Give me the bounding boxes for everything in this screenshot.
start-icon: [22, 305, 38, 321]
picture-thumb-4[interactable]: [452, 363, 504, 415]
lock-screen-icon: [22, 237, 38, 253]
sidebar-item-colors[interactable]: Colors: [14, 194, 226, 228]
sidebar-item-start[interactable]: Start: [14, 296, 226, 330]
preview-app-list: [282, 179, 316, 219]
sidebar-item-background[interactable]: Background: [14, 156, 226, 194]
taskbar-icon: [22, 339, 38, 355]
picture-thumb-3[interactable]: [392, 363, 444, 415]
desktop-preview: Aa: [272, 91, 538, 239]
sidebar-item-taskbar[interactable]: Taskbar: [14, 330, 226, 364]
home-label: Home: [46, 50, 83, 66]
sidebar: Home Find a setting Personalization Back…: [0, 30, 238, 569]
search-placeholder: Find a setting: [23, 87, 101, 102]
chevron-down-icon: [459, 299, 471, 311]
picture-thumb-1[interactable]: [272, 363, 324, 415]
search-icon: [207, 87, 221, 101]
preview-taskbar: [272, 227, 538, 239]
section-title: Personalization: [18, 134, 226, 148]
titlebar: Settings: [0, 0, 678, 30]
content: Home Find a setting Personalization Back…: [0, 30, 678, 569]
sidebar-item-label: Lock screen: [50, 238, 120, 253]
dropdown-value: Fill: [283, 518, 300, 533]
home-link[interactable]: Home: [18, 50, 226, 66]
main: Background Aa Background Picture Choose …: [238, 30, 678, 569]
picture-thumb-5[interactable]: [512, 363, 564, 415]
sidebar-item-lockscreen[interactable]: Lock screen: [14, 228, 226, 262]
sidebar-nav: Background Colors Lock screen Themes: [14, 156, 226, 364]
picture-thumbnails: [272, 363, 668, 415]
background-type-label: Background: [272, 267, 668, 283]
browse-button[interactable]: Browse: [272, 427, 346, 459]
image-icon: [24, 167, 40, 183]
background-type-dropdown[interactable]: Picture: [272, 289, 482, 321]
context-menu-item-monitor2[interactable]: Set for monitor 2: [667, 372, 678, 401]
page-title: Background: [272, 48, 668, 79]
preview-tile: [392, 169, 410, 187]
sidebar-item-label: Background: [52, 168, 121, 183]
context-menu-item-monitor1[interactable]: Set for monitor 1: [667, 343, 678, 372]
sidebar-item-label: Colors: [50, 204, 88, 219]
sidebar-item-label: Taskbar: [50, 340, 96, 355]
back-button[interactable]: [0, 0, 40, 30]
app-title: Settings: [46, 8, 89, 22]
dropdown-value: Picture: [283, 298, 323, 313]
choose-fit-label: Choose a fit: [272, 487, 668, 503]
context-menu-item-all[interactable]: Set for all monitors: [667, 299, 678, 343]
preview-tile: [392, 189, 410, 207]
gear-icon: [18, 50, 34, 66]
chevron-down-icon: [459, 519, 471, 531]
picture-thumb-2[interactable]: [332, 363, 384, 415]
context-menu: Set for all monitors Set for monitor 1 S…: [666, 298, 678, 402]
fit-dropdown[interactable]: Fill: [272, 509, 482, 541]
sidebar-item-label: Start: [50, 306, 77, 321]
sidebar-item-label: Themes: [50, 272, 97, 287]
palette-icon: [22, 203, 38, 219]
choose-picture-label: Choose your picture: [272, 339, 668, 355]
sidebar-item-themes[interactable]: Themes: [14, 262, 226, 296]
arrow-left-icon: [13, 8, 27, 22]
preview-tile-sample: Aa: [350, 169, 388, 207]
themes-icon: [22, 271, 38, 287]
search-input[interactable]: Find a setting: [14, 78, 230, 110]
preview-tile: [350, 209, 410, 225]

+--

▶ _EXERCISE_
Print all of the records above word for word, leaving every character unchanged.

▶ _SOLUTION TO THIS PROBLEM_
Give me the bounding boxes for everything in this screenshot.
start-icon: [22, 305, 38, 321]
picture-thumb-4[interactable]: [452, 363, 504, 415]
lock-screen-icon: [22, 237, 38, 253]
sidebar-item-colors[interactable]: Colors: [14, 194, 226, 228]
sidebar-item-start[interactable]: Start: [14, 296, 226, 330]
preview-app-list: [282, 179, 316, 219]
sidebar-item-background[interactable]: Background: [14, 156, 226, 194]
taskbar-icon: [22, 339, 38, 355]
picture-thumb-3[interactable]: [392, 363, 444, 415]
desktop-preview: Aa: [272, 91, 538, 239]
sidebar-item-taskbar[interactable]: Taskbar: [14, 330, 226, 364]
home-label: Home: [46, 50, 83, 66]
sidebar: Home Find a setting Personalization Back…: [0, 30, 238, 569]
search-placeholder: Find a setting: [23, 87, 101, 102]
chevron-down-icon: [459, 299, 471, 311]
picture-thumb-1[interactable]: [272, 363, 324, 415]
search-icon: [207, 87, 221, 101]
preview-taskbar: [272, 227, 538, 239]
section-title: Personalization: [18, 134, 226, 148]
titlebar: Settings: [0, 0, 678, 30]
content: Home Find a setting Personalization Back…: [0, 30, 678, 569]
sidebar-item-label: Lock screen: [50, 238, 120, 253]
dropdown-value: Fill: [283, 518, 300, 533]
home-link[interactable]: Home: [18, 50, 226, 66]
main: Background Aa Background Picture Choose …: [238, 30, 678, 569]
picture-thumb-5[interactable]: [512, 363, 564, 415]
sidebar-item-lockscreen[interactable]: Lock screen: [14, 228, 226, 262]
sidebar-nav: Background Colors Lock screen Themes: [14, 156, 226, 364]
picture-thumbnails: [272, 363, 668, 415]
background-type-label: Background: [272, 267, 668, 283]
browse-button[interactable]: Browse: [272, 427, 346, 459]
image-icon: [24, 167, 40, 183]
background-type-dropdown[interactable]: Picture: [272, 289, 482, 321]
context-menu-item-monitor2[interactable]: Set for monitor 2: [667, 372, 678, 401]
page-title: Background: [272, 48, 668, 79]
preview-tile: [392, 169, 410, 187]
sidebar-item-label: Background: [52, 168, 121, 183]
context-menu-item-monitor1[interactable]: Set for monitor 1: [667, 343, 678, 372]
sidebar-item-label: Colors: [50, 204, 88, 219]
sidebar-item-label: Taskbar: [50, 340, 96, 355]
back-button[interactable]: [0, 0, 40, 30]
app-title: Settings: [46, 8, 89, 22]
dropdown-value: Picture: [283, 298, 323, 313]
choose-fit-label: Choose a fit: [272, 487, 668, 503]
context-menu-item-all[interactable]: Set for all monitors: [667, 299, 678, 343]
preview-tile: [392, 189, 410, 207]
gear-icon: [18, 50, 34, 66]
chevron-down-icon: [459, 519, 471, 531]
picture-thumb-2[interactable]: [332, 363, 384, 415]
context-menu: Set for all monitors Set for monitor 1 S…: [666, 298, 678, 402]
fit-dropdown[interactable]: Fill: [272, 509, 482, 541]
sidebar-item-label: Start: [50, 306, 77, 321]
sidebar-item-label: Themes: [50, 272, 97, 287]
palette-icon: [22, 203, 38, 219]
choose-picture-label: Choose your picture: [272, 339, 668, 355]
sidebar-item-themes[interactable]: Themes: [14, 262, 226, 296]
arrow-left-icon: [13, 8, 27, 22]
preview-tile-sample: Aa: [350, 169, 388, 207]
themes-icon: [22, 271, 38, 287]
search-input[interactable]: Find a setting: [14, 78, 230, 110]
preview-tile: [350, 209, 410, 225]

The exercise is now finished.